WHAT NEEDS TO BE DONE
Find the word "JSON" in the data. Return every line where it appears.

(Stored data entries)
┄┄┄┄┄┄┄┄┄┄┄┄┄┄┄┄┄┄┄┄

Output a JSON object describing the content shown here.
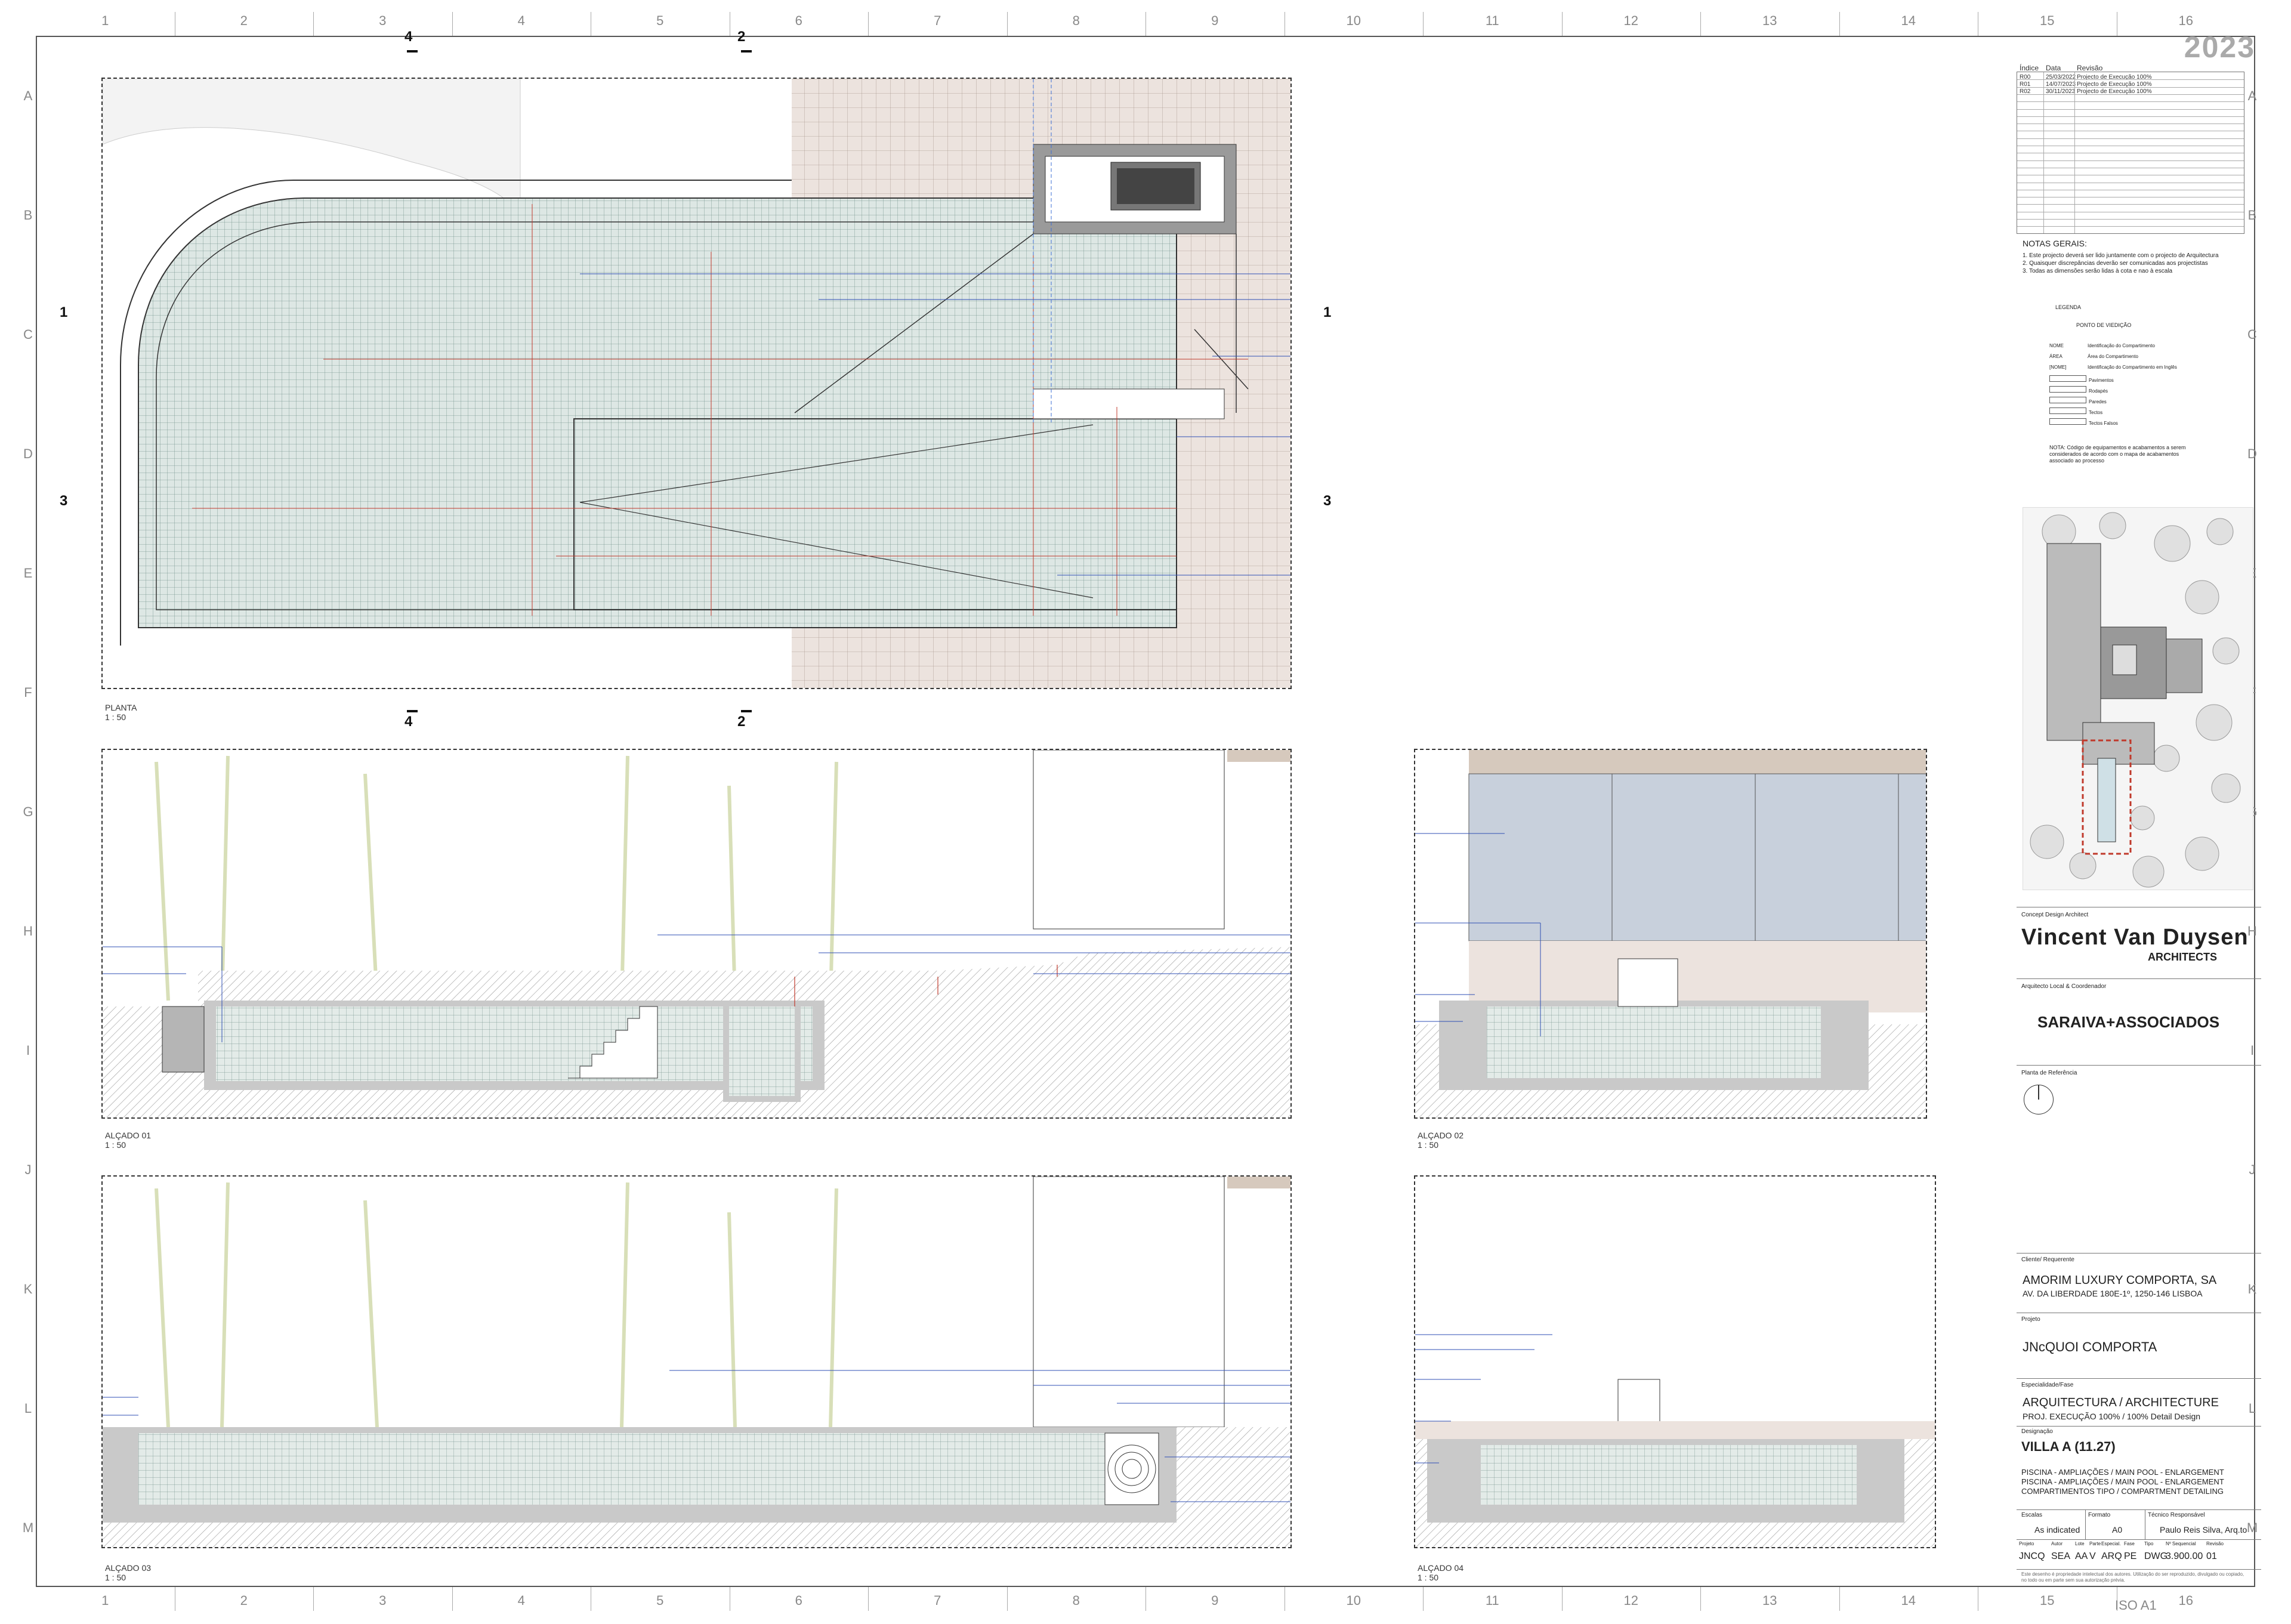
{
  "grid": {
    "columns": [
      "1",
      "2",
      "3",
      "4",
      "5",
      "6",
      "7",
      "8",
      "9",
      "10",
      "11",
      "12",
      "13",
      "14",
      "15",
      "16"
    ],
    "rows": [
      "A",
      "B",
      "C",
      "D",
      "E",
      "F",
      "G",
      "H",
      "I",
      "J",
      "K",
      "L",
      "M"
    ]
  },
  "year": "2023",
  "revisions": {
    "headers": [
      "Índice",
      "Data",
      "Revisão"
    ],
    "rows": [
      [
        "R00",
        "25/03/2022",
        "Projecto de Execução 100%"
      ],
      [
        "R01",
        "14/07/2023",
        "Projecto de Execução 100%"
      ],
      [
        "R02",
        "30/11/2023",
        "Projecto de Execução 100%"
      ]
    ]
  },
  "notes": {
    "title": "NOTAS GERAIS:",
    "items": [
      "1. Este projecto deverá ser lido juntamente com o projecto de Arquitectura",
      "2. Quaisquer discrepâncias deverão ser comunicadas aos projectistas",
      "3. Todas as dimensões serão lidas à cota e nao à escala"
    ]
  },
  "legend": {
    "title": "LEGENDA",
    "point_label": "PONTO DE VIEDIÇÃO",
    "rows": [
      [
        "NOME",
        "Identificação do Compartimento"
      ],
      [
        "ÁREA",
        "Área do Compartimento"
      ],
      [
        "[NOME]",
        "Identificação do Compartimento em Inglês"
      ],
      [
        "",
        "Pavimentos"
      ],
      [
        "",
        "Rodapés"
      ],
      [
        "",
        "Paredes"
      ],
      [
        "",
        "Tectos"
      ],
      [
        "",
        "Tectos Falsos"
      ]
    ],
    "note": "NOTA: Código de equipamentos e acabamentos a serem considerados de acordo com o mapa de acabamentos associado ao processo"
  },
  "titleblock": {
    "concept_label": "Concept Design Architect",
    "firm_main": "Vincent Van Duysen",
    "firm_sub": "ARCHITECTS",
    "local_label": "Arquitecto Local & Coordenador",
    "local_firm": "SARAIVA+ASSOCIADOS",
    "north_label": "Planta de Referência",
    "client_label": "Cliente/ Requerente",
    "client_name": "AMORIM LUXURY COMPORTA, SA",
    "client_address": "AV. DA LIBERDADE 180E-1º, 1250-146 LISBOA",
    "project_label": "Projeto",
    "project_name": "JNcQUOI COMPORTA",
    "speciality_label": "Especialidade/Fase",
    "speciality": "ARQUITECTURA / ARCHITECTURE",
    "phase": "PROJ. EXECUÇÃO 100% / 100% Detail Design",
    "designation_label": "Designação",
    "villa": "VILLA A (11.27)",
    "desc1": "PISCINA - AMPLIAÇÕES / MAIN POOL - ENLARGEMENT",
    "desc2": "PISCINA - AMPLIAÇÕES / MAIN POOL - ENLARGEMENT",
    "desc3": "COMPARTIMENTOS TIPO / COMPARTMENT DETAILING",
    "scale_label": "Escalas",
    "scale": "As indicated",
    "format_label": "Formato",
    "format": "A0",
    "tech_label": "Técnico Responsável",
    "tech": "Paulo Reis Silva, Arq.to",
    "code_headers": [
      "Projeto",
      "Autor",
      "Lote",
      "Parte",
      "Especial.",
      "Fase",
      "Tipo",
      "Nº Sequencial",
      "Revisão"
    ],
    "code_values": [
      "JNCQ",
      "SEA",
      "AA",
      "V",
      "ARQ",
      "PE",
      "DWG",
      "3.900.00",
      "01"
    ],
    "footer_note": "Este desenho é propriedade intelectual dos autores. Utilização do ser reproduzido, divulgado ou copiado, no todo ou em parte sem sua autorização prévia."
  },
  "views": {
    "plan": {
      "name": "PLANTA",
      "scale": "1 : 50"
    },
    "elev1": {
      "name": "ALÇADO 01",
      "scale": "1 : 50"
    },
    "elev2": {
      "name": "ALÇADO 02",
      "scale": "1 : 50"
    },
    "elev3": {
      "name": "ALÇADO 03",
      "scale": "1 : 50"
    },
    "elev4": {
      "name": "ALÇADO 04",
      "scale": "1 : 50"
    }
  },
  "section_marks": [
    "4",
    "2",
    "1",
    "3"
  ],
  "iso": "ISO A1",
  "colors": {
    "water": "#d9e4e1",
    "paving": "#ebe2dd",
    "concrete": "#c9c9c9",
    "dim_red": "#c0392b",
    "leader_blue": "#2f4fb5",
    "glass": "#c8d0dc",
    "deck": "#d6c9bd"
  }
}
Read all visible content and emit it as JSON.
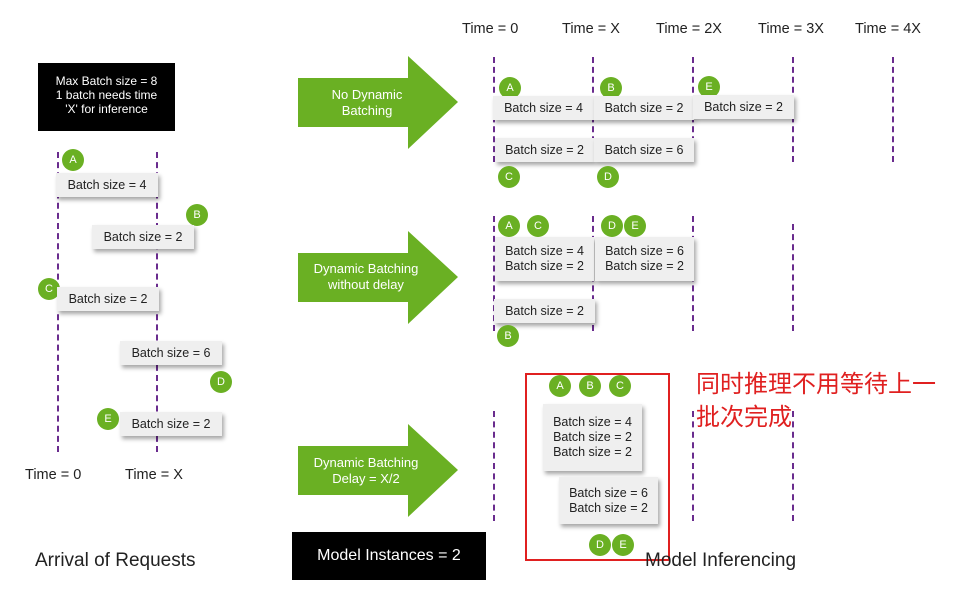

┄┄┄┄┄┄┄┄┄┄┄┄┄┄┄┄┄┄┄┄

SOLVED EXERCISE
Output a JSON object describing the content shown here.
Read all visible content and emit it as JSON.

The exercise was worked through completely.